EXERCISE BRIEF:
Repeat the records below exactly as they appear.

##############################

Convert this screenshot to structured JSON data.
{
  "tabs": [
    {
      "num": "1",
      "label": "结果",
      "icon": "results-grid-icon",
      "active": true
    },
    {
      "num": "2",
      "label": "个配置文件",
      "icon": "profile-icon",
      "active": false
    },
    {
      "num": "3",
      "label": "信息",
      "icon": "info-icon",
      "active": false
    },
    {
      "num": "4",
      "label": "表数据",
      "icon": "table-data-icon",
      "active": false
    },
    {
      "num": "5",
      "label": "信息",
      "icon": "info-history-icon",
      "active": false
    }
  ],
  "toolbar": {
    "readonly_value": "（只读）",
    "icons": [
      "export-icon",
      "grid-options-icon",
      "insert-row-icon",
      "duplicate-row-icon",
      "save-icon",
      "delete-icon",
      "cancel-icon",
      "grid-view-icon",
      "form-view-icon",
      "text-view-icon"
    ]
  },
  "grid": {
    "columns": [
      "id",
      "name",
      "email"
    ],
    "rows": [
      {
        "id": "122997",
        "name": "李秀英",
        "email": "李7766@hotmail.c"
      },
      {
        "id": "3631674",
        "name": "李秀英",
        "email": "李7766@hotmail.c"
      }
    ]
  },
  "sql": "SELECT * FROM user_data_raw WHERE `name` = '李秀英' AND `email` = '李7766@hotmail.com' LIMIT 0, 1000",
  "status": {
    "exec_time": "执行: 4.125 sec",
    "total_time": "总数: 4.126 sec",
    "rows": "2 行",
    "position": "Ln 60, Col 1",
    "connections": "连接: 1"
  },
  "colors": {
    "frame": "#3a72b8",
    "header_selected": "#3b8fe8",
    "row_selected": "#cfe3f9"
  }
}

##############################

THE OUTPUT:
Convert this screenshot to structured JSON data.
{
  "tabs": [
    {
      "num": "1",
      "label": "结果",
      "icon": "results-grid-icon",
      "active": true
    },
    {
      "num": "2",
      "label": "个配置文件",
      "icon": "profile-icon",
      "active": false
    },
    {
      "num": "3",
      "label": "信息",
      "icon": "info-icon",
      "active": false
    },
    {
      "num": "4",
      "label": "表数据",
      "icon": "table-data-icon",
      "active": false
    },
    {
      "num": "5",
      "label": "信息",
      "icon": "info-history-icon",
      "active": false
    }
  ],
  "toolbar": {
    "readonly_value": "（只读）",
    "icons": [
      "export-icon",
      "grid-options-icon",
      "insert-row-icon",
      "duplicate-row-icon",
      "save-icon",
      "delete-icon",
      "cancel-icon",
      "grid-view-icon",
      "form-view-icon",
      "text-view-icon"
    ]
  },
  "grid": {
    "columns": [
      "id",
      "name",
      "email"
    ],
    "rows": [
      {
        "id": "122997",
        "name": "李秀英",
        "email": "李7766@hotmail.c"
      },
      {
        "id": "3631674",
        "name": "李秀英",
        "email": "李7766@hotmail.c"
      }
    ]
  },
  "sql": "SELECT * FROM user_data_raw WHERE `name` = '李秀英' AND `email` = '李7766@hotmail.com' LIMIT 0, 1000",
  "status": {
    "exec_time": "执行: 4.125 sec",
    "total_time": "总数: 4.126 sec",
    "rows": "2 行",
    "position": "Ln 60, Col 1",
    "connections": "连接: 1"
  },
  "colors": {
    "frame": "#3a72b8",
    "header_selected": "#3b8fe8",
    "row_selected": "#cfe3f9"
  }
}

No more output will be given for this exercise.